> [Problem statement]: Report every line in the listing below where the string "中外英字新聞第十九卷第十號" shows up.

> [Material for the task]:
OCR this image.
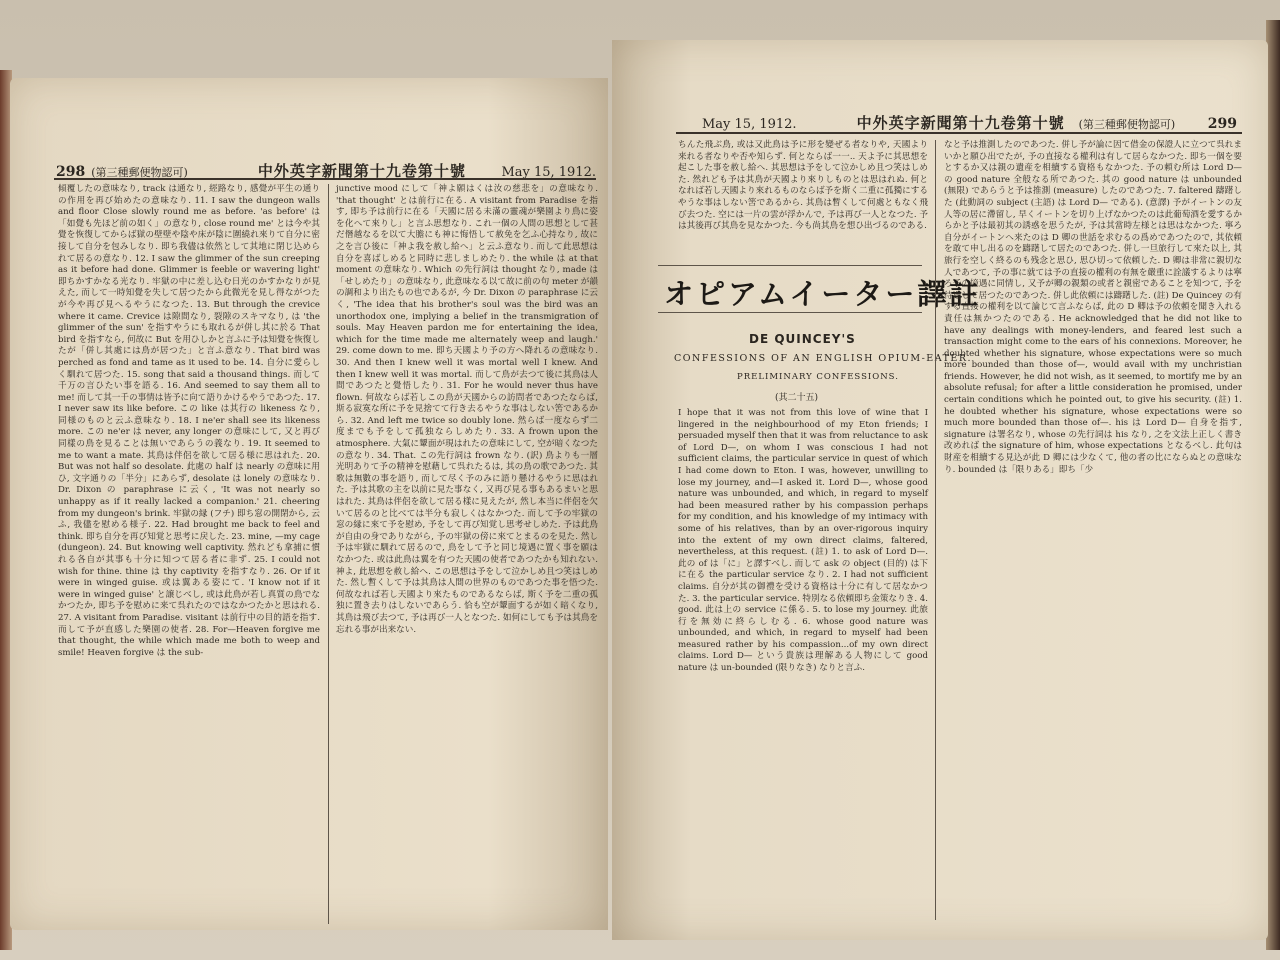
298 (第三種郵便物認可)	中外英字新聞第十九卷第十號	May 15, 1912.

傾覆したの意味なり, track は通なり, 經路なり, 感覺が平生の通りの作用を再び始めたの意味なり. 11. I saw the dungeon walls and floor Close slowly round me as before. 'as before' は「如覺も先ほど前の如く」の意なり, close round me' とは今や其覺を恢復してからば獄の壁壁や陰や床が陰に圍繞れ來りて自分に密接して自分を包みしなり. 即ち我儘は依然として其地に閉じ込められて居るの意なり. 12. I saw the glimmer of the sun creeping as it before had done. Glimmer is feeble or wavering light' 即ちかすかなる光なり. 牢獄の中に差し込む日光のかすかなりが見えた, 而して一時知覺を失して居つたから此微光を見し得ながつたが今や再び見へるやうになつた. 13. But through the crevice where it came. Crevice は隙間なり, 裂隙のスキマなり, は 'the glimmer of the sun' を指すやうにも取れるが併し其に於る That bird を指すなら, 何故に But を用ひしかと言ふに予は知覺を恢復したが「併し其處には鳥が居つた」と言ふ意なり. That bird was perched as fond and tame as it used to be. 14. 自分に愛らしく馴れて居つた. 15. song that said a thousand things. 而して千万の言ひたい事を語る. 16. And seemed to say them all to me! 而して其一千の事情は皆予に向て語りかけるやうであつた. 17. I never saw its like before. この like は其行の likeness なり, 同様のものと云ふ意味なり. 18. I ne'er shall see its likeness more. この ne'er は never, any longer の意味にして, 又と再び同樣の鳥を見ることは無いであらうの義なり. 19. It seemed to me to want a mate. 其鳥は伴侶を欲して居る様に思はれた. 20. But was not half so desolate. 此處の half は nearly の意味に用ひ, 文字通りの「半分」にあらず, desolate は lonely の意味なり. Dr. Dixon の paraphrase に云く, 'It was not nearly so unhappy as if it really lacked a companion.' 21. cheering from my dungeon's brink. 牢獄の縁 (フチ) 即ち窓の開閉から, 云ふ, 我儘を慰める様子. 22. Had brought me back to feel and think. 即ち自分を再び知覚と思考に戻した. 23. mine, —my cage (dungeon). 24. But knowing well captivity. 然れども拿捕に慣れる各自が其事も十分に知つて居る者に非ず. 25. I could not wish for thine. thine は thy captivity を指すなり. 26. Or if it were in winged guise. 或は翼ある姿にて. 'I know not if it were in winged guise' と譲じべし, 或は此鳥が若し真質の鳥でなかつたか, 即ち予を慰めに来て呉れたのではなかつたかと思はれる. 27. A visitant from Paradise. visitant は前行中の目的語を指す. 而して予が直感した樂園の使者. 28. For—Heaven forgive me that thought, the while which made me both to weep and smile! Heaven forgive は the sub-

junctive mood にして「神よ願はくは汝の慈悲を」の意味なり. 'that thought' とは前行に在る. A visitant from Paradise を指す, 即ち予は前行に在る「天國に居る未滿の靈魂が樂園より鳥に姿を化へて來りし」と言ふ思想なり. これ一個の人間の思想として甚だ僭越なるを以て大膽にも神に悔悟して赦免を乞ふ心持なり, 故に之を言ひ後に「神よ我を赦し給へ」と云ふ意なり. 而して此思想は自分を喜ばしめると同時に悲しましめたり. the while は at that moment の意味なり. Which の先行詞は thought なり, made は「せしめたり」の意味なり, 此意味なる以て故に前の句 meter が韻の調和より出たもの也であるが, 今 Dr. Dixon の paraphrase に云く, 'The idea that his brother's soul was the bird was an unorthodox one, implying a belief in the transmigration of souls. May Heaven pardon me for entertaining the idea, which for the time made me alternately weep and laugh.' 29. come down to me. 即ち天國より予の方へ降れるの意味なり. 30. And then I knew well it was mortal well I knew. And then I knew well it was mortal. 而して鳥が去つて後に其鳥は人間であつたと覺悟したり. 31. For he would never thus have flown. 何故ならば若しこの鳥が天國からの訪問者であつたならば, 斯る寂寞な所に予を見捨てて行き去るやうな事はしない筈であるから. 32. And left me twice so doubly lone. 然らば一度ならず二度までも予をして孤独ならしめたり. 33. A frown upon the atmosphere. 大氣に顰面が現はれたの意味にして, 空が暗くなつたの意なり. 34. That. この先行詞は frown なり. (訳) 鳥よりも一層光明ありて予の精神を慰藉して呉れたるは, 其の鳥の歌であつた. 其歌は無數の事を語り, 而して尽く予のみに語り懸けるやうに思はれた. 予は其歌の主を以前に見た事なく, 又再び見る事もあるまいと思はれた. 其鳥は伴侶を欲して居る樣に見えたが, 然し本当に伴侶を欠いて居るのと比べては半分も寂しくはなかつた. 而して予の牢獄の窓の縁に來て予を慰め, 予をして再び知覚し思考せしめた. 予は此鳥が自由の身でありながら, 予の牢獄の傍に來てとまるのを見た. 然し予は牢獄に馴れて居るので, 鳥をして予と同じ境遇に置く事を願はなかつた. 或は此鳥は翼を有つた天國の使者であつたかも知れない. 神よ, 此思想を赦し給へ. この思想は予をして泣かしめ且つ笑はしめた. 然し暫くして予は其鳥は人間の世界のものであつた事を悟つた. 何故なれば若し天國より來たものであるならば, 斯く予を二重の孤独に置き去りはしないであらう. 恰も空が顰面するが如く暗くなり, 其鳥は飛び去つて, 予は再び一人となつた. 如何にしても予は其鳥を忘れる事が出来ない.

May 15, 1912.	中外英字新聞第十九卷第十號 (第三種郵便物認可) 299

ちんた飛ぶ鳥, 或は又此鳥は予に形を變ぜる者なりや, 天國より来れる者なりや否や知らず. 何とならば一一.. 天よ予に其思想を起こした事を赦し給へ. 其思想は予をして泣かしめ且つ笑はしめた. 然れども予は其鳥が天國より來りしものとは思はれぬ. 何となれば若し天國より來れるものならば予を斯く二重に孤獨にするやうな事はしない筈であるから. 其鳥は暫くして何處ともなく飛び去つた. 空には一片の雲が浮かんで, 予は再び一人となつた. 予は其後再び其鳥を見なかつた. 今も尚其鳥を想ひ出づるのである.

オピアムイーター譯註
DE QUINCEY'S
CONFESSIONS OF AN ENGLISH OPIUM-EATER.
PRELIMINARY CONFESSIONS.
(其二十五)

I hope that it was not from this love of wine that I lingered in the neighbourhood of my Eton friends; I persuaded myself then that it was from reluctance to ask of Lord D—, on whom I was conscious I had not sufficient claims, the particular service in quest of which I had come down to Eton. I was, however, unwilling to lose my journey, and—I asked it. Lord D—, whose good nature was unbounded, and which, in regard to myself had been measured rather by his compassion perhaps for my condition, and his knowledge of my intimacy with some of his relatives, than by an over-rigorous inquiry into the extent of my own direct claims, faltered, nevertheless, at this request. (註) 1. to ask of Lord D—. 此の of は「に」と譯すべし. 而して ask の object (目的) は下に在る the particular service なり. 2. I had not sufficient claims. 自分が其の御禮を受ける資格は十分に有して居なかつた. 3. the particular service. 特別なる依頼即ち金策なりき. 4. good. 此は上の service に係る. 5. to lose my journey. 此旅行を無効に終らしむる. 6. whose good nature was unbounded, and which, in regard to myself had been measured rather by his compassion...of my own direct claims. Lord D— という貴族は理解ある人物にして good nature は un-bounded (限りなき) なりと言ふ.

なと予は推測したのであつた. 併し予が論に因て借金の保證人に立つて呉れまいかと願ひ出でたが, 予の直接なる權利は有して居らなかつた. 即ち一個を要とするか又は親の遺産を相續する資格もなかつた. 予の頼む所は Lord D— の good nature 全般なる所であつた. 其の good nature は unbounded (無限) であらうと予は推測 (measure) したのであつた. 7. faltered 躊躇した (此動詞の subject (主語) は Lord D— である). (意譯) 予がイートンの友人等の居に滯留し, 早くイートンを切り上げなかつたのは此葡萄酒を愛するからかと予は最初其の誘惑を思うたが, 予は其當時左様とは思はなかつた. 寧ろ自分がイートンへ来たのは D 卿の世話を求むるの爲めであつたので, 其依頼を敢て申し出るのを躊躇して居たのであつた. 併し一旦旅行して來た以上, 其旅行を空しく終るのも残念と思ひ, 思ひ切って依頼した. D 卿は非常に親切な人であつて, 予の事に就ては予の直接の權利の有無を嚴重に詮議するよりは寧ろ予の境遇に同情し, 又予が卿の親類の或者と親密であることを知つて, 予を待遇して居つたのであつた. 併し此依頼には躊躇した. (註) De Quincey の有する直接の權利を以て論じて言ふならば, 此の D 卿は予の依頼を聞き入れる責任は無かつたのである. He acknowledged that he did not like to have any dealings with money-lenders, and feared lest such a transaction might come to the ears of his connexions. Moreover, he doubted whether his signature, whose expectations were so much more bounded than those of—, would avail with my unchristian friends. However, he did not wish, as it seemed, to mortify me by an absolute refusal; for after a little consideration he promised, under certain conditions which he pointed out, to give his security. (註) 1. he doubted whether his signature, whose expectations were so much more bounded than those of—. his は Lord D— 自身を指す, signature は署名なり, whose の先行詞は his なり, 之を文法上正しく書き改めれば the signature of him, whose expectations となるべし. 此句は財産を相續する見込が此 D 卿には少なくて, 他の者の比にならぬとの意味なり. bounded は「限りある」即ち「少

> [Answer to this task]:
298 (第三種郵便物認可)	中外英字新聞第十九卷第十號	May 15, 1912.
May 15, 1912.	中外英字新聞第十九卷第十號 (第三種郵便物認可) 299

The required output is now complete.